• **EXERCISE**
Please put the stretch from the start of the records through the line containing "y-tick-label: 0.90 — [37, 196, 59, 205]" into a Markdown table with the columns Row and Entry, one numbered row per line, omitting blank lines and pictures.

• **ENTRIES SUPPLIED**
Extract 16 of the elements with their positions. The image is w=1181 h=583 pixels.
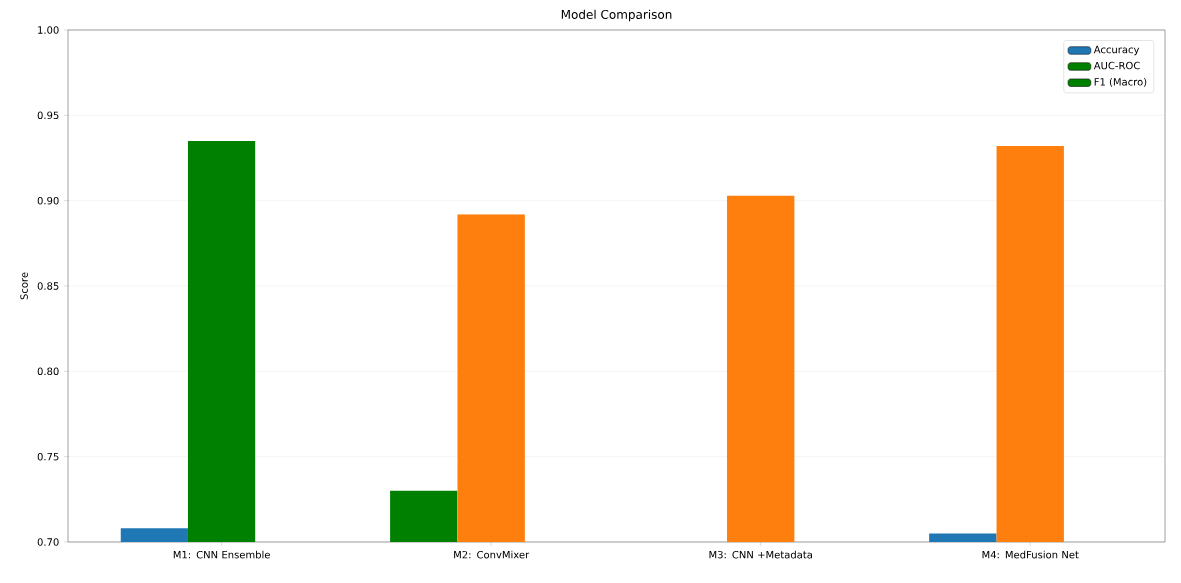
x-tick-label: M2: ConvMixer — [454, 550, 530, 559]
legend-label: F1 (Macro) — [1094, 77, 1147, 87]
x-tick-label: M1: CNN Ensemble — [173, 550, 270, 559]
y-tick-label: 0.95 — [37, 111, 59, 120]
y-tick-label: 1.00 — [38, 26, 59, 34]
x-tick-label: M4: MedFusion Net — [982, 550, 1079, 559]
y-tick-label: 0.85 — [37, 282, 59, 290]
y-tick-label: 0.75 — [37, 452, 59, 461]
y-tick-label: 0.80 — [37, 367, 59, 376]
legend-label: Accuracy — [1093, 45, 1140, 56]
y-tick-label: 0.70 — [37, 538, 59, 546]
legend-label: AUC-ROC — [1093, 61, 1140, 70]
y-axis-title: Score — [20, 272, 28, 300]
y-tick-label: 0.90 — [37, 196, 59, 205]
x-tick-label: M3: CNN +Metadata — [709, 550, 812, 559]
chart-title: Model Comparison — [561, 9, 672, 22]
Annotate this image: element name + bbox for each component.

• **WRITTEN ANSWER**
| Row | Entry |
|---|---|
| 1 | Extract 16 of the elements with their positions. The image is w=1181 h=583 pixels. |
| 2 | x-tick-label: M2: ConvMixer — [454, 550, 530, 559] |
| 3 | legend-label: F1 (Macro) — [1094, 77, 1147, 87] |
| 4 | x-tick-label: M1: CNN Ensemble — [173, 550, 270, 559] |
| 5 | y-tick-label: 0.95 — [37, 111, 59, 120] |
| 6 | y-tick-label: 1.00 — [38, 26, 59, 34] |
| 7 | x-tick-label: M4: MedFusion Net — [982, 550, 1079, 559] |
| 8 | y-tick-label: 0.85 — [37, 282, 59, 290] |
| 9 | y-tick-label: 0.75 — [37, 452, 59, 461] |
| 10 | y-tick-label: 0.80 — [37, 367, 59, 376] |
| 11 | legend-label: Accuracy — [1093, 45, 1140, 56] |
| 12 | y-tick-label: 0.70 — [37, 538, 59, 546] |
| 13 | legend-label: AUC-ROC — [1093, 61, 1140, 70] |
| 14 | y-axis-title: Score — [20, 272, 28, 300] |
| 15 | y-tick-label: 0.90 — [37, 196, 59, 205] |